§ Problem to solve
Copy out lines with the word "index" from the material that follows.

** START Supplied information **

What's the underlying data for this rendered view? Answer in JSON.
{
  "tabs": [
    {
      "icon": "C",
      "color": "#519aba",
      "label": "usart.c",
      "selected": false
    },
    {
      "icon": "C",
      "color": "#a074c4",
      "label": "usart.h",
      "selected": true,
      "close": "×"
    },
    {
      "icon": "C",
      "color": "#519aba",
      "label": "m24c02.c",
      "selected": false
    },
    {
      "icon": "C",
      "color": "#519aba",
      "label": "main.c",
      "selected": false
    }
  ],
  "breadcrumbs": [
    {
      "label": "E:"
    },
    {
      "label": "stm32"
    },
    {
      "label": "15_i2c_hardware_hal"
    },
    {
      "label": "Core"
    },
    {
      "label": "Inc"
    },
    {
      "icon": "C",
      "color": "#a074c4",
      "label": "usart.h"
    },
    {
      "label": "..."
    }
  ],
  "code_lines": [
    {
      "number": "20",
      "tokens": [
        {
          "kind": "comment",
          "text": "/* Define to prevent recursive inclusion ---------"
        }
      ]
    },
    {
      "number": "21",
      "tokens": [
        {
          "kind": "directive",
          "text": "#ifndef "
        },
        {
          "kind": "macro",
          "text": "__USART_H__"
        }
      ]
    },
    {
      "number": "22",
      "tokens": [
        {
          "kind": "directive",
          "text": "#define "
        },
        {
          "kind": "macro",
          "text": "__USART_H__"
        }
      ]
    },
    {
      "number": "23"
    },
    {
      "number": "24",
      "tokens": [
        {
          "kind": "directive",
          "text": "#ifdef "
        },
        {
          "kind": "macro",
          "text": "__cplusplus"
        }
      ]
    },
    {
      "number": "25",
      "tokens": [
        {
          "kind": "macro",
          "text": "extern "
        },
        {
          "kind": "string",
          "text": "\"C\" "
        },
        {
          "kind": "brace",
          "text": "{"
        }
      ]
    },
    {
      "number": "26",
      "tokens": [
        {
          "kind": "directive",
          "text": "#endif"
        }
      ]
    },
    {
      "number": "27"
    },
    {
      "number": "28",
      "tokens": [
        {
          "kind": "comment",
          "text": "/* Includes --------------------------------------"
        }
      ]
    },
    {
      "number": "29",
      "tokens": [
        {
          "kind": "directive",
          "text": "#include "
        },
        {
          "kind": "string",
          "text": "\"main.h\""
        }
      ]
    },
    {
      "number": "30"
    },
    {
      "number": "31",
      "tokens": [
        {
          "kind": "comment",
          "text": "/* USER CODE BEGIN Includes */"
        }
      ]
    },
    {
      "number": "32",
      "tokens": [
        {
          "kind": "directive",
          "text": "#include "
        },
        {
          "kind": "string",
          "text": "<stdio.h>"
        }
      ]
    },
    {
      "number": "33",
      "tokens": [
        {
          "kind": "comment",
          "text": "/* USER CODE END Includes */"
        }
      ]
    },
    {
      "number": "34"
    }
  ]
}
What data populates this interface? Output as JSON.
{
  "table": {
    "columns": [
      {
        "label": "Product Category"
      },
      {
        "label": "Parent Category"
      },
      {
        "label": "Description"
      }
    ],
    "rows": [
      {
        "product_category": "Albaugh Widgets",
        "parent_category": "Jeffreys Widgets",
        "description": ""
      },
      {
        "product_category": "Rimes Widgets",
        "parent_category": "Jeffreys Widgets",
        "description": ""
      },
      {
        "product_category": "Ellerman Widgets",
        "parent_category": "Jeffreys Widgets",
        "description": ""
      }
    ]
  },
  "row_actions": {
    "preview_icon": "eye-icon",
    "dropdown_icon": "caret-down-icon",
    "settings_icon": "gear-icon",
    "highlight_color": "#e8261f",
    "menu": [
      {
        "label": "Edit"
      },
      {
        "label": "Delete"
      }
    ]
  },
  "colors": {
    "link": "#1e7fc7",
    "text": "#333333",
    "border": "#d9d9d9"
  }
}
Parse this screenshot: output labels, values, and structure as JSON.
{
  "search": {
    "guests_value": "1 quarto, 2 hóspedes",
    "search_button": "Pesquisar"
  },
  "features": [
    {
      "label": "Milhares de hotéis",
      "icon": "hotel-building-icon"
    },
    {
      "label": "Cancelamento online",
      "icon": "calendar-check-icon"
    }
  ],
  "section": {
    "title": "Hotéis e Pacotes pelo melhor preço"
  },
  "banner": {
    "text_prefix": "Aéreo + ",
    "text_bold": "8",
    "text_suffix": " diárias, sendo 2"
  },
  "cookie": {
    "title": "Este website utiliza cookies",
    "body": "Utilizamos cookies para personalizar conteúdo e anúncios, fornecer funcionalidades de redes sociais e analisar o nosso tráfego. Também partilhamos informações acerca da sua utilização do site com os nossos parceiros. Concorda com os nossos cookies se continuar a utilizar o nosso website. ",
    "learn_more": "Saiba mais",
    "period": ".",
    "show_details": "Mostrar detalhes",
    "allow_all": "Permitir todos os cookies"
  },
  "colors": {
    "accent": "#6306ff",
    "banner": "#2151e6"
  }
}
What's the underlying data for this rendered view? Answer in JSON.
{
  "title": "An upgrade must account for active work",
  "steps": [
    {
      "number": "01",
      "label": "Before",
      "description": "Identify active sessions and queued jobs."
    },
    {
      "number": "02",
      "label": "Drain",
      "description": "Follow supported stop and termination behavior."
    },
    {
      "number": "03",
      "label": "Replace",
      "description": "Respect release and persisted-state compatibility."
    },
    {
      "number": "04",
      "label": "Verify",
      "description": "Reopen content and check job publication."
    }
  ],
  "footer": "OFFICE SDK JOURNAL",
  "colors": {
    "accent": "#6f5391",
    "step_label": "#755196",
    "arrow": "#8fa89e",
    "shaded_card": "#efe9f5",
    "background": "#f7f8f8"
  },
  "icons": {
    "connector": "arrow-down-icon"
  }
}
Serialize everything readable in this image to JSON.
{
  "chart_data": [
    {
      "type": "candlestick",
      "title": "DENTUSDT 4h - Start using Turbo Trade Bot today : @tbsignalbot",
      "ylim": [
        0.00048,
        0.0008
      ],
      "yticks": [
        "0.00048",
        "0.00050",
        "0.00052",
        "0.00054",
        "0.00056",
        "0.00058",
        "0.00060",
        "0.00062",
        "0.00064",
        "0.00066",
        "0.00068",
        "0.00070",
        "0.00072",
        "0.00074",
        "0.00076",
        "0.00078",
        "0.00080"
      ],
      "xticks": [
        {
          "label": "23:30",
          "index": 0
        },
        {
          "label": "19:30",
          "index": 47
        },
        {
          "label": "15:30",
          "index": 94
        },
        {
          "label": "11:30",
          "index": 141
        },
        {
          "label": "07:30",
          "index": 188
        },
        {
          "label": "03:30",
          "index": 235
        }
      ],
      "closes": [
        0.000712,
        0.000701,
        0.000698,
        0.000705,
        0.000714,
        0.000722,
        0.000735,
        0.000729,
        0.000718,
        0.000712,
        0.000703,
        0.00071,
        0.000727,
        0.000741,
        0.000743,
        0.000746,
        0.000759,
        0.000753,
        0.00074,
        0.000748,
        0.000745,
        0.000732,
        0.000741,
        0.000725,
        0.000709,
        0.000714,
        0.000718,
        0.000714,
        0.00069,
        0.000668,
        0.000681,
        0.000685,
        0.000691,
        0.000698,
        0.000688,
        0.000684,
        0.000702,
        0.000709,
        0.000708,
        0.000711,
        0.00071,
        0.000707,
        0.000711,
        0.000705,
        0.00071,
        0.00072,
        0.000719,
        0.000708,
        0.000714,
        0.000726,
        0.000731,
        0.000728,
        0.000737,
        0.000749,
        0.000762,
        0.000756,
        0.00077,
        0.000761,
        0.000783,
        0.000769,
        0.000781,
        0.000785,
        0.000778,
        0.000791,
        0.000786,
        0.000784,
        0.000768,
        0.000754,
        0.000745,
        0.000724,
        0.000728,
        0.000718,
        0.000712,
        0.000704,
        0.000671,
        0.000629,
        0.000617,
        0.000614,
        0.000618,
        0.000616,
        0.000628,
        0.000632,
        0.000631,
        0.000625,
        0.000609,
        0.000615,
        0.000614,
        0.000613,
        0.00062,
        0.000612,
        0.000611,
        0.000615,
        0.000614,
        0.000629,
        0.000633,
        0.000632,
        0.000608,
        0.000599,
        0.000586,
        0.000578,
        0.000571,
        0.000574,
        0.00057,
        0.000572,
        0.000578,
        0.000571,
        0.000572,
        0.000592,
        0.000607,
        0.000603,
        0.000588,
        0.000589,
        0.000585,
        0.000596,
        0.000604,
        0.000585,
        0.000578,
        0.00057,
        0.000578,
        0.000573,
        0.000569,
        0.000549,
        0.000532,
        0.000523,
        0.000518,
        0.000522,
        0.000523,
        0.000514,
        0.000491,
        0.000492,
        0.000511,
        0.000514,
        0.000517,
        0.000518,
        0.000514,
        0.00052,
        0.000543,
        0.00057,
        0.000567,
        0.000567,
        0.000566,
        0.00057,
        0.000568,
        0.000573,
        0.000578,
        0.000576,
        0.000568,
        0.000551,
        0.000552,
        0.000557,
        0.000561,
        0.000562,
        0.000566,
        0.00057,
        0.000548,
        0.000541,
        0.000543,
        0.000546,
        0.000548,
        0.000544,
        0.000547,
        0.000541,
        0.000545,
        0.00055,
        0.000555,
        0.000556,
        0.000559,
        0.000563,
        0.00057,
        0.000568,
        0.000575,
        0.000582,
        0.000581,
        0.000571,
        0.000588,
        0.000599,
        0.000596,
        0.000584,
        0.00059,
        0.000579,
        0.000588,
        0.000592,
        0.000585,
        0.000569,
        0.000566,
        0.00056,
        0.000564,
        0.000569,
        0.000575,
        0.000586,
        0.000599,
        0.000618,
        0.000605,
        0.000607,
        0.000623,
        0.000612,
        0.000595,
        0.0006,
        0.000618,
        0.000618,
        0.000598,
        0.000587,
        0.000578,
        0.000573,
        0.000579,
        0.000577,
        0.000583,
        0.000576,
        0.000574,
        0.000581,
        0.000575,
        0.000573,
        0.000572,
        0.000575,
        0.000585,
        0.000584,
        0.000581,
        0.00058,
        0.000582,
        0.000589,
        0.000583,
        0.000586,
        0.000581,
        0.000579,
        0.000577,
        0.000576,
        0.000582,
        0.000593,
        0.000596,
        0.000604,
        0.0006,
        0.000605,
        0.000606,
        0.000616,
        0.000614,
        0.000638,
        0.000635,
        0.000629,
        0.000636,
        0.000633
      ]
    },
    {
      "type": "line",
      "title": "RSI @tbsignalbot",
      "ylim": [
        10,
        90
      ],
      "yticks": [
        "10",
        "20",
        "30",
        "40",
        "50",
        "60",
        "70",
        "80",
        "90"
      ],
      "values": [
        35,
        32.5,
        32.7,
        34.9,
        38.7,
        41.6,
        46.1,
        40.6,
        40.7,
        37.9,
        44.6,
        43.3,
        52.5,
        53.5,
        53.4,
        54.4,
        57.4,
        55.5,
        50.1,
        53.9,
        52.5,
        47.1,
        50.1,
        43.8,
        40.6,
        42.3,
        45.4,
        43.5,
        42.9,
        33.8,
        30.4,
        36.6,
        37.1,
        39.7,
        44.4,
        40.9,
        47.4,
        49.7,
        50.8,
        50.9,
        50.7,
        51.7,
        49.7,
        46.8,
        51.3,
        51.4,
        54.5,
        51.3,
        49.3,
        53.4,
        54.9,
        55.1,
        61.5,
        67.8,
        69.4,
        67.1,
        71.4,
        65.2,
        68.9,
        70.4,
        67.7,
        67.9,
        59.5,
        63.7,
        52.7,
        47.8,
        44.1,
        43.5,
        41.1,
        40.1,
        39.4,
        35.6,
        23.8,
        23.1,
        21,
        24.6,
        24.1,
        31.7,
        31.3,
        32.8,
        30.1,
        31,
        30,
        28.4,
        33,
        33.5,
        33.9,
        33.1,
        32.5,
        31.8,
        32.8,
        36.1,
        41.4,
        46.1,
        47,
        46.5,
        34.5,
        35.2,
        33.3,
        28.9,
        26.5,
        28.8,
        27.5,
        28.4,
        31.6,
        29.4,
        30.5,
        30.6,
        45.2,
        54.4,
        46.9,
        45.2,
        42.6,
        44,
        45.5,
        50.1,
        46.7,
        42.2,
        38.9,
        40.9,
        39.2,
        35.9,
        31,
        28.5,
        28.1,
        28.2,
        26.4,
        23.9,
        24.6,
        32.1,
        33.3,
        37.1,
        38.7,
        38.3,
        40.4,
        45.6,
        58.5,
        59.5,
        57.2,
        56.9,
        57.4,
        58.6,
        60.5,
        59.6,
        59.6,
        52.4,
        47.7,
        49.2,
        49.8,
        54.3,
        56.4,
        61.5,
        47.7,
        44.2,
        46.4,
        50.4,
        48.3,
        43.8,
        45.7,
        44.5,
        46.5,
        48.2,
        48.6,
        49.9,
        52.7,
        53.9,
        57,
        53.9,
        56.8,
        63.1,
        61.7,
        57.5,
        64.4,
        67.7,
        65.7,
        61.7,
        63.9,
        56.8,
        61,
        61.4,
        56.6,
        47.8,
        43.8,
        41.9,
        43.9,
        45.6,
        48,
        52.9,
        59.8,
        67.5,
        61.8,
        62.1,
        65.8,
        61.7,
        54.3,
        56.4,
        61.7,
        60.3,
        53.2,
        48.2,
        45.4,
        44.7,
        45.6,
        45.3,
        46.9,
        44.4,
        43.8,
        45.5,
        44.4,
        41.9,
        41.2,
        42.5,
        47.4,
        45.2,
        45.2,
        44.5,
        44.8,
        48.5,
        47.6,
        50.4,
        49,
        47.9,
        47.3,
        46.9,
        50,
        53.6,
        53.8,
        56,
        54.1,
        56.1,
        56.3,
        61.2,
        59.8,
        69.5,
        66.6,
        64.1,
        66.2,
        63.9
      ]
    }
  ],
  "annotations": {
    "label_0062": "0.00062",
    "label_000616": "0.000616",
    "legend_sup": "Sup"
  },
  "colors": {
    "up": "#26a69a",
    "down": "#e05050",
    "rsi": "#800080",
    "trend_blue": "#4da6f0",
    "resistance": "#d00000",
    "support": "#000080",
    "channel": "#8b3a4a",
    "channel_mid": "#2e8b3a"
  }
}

** END Supplied information **

§ Finished answer
          "index": 0
          "index": 47
          "index": 94
          "index": 141
          "index": 188
          "index": 235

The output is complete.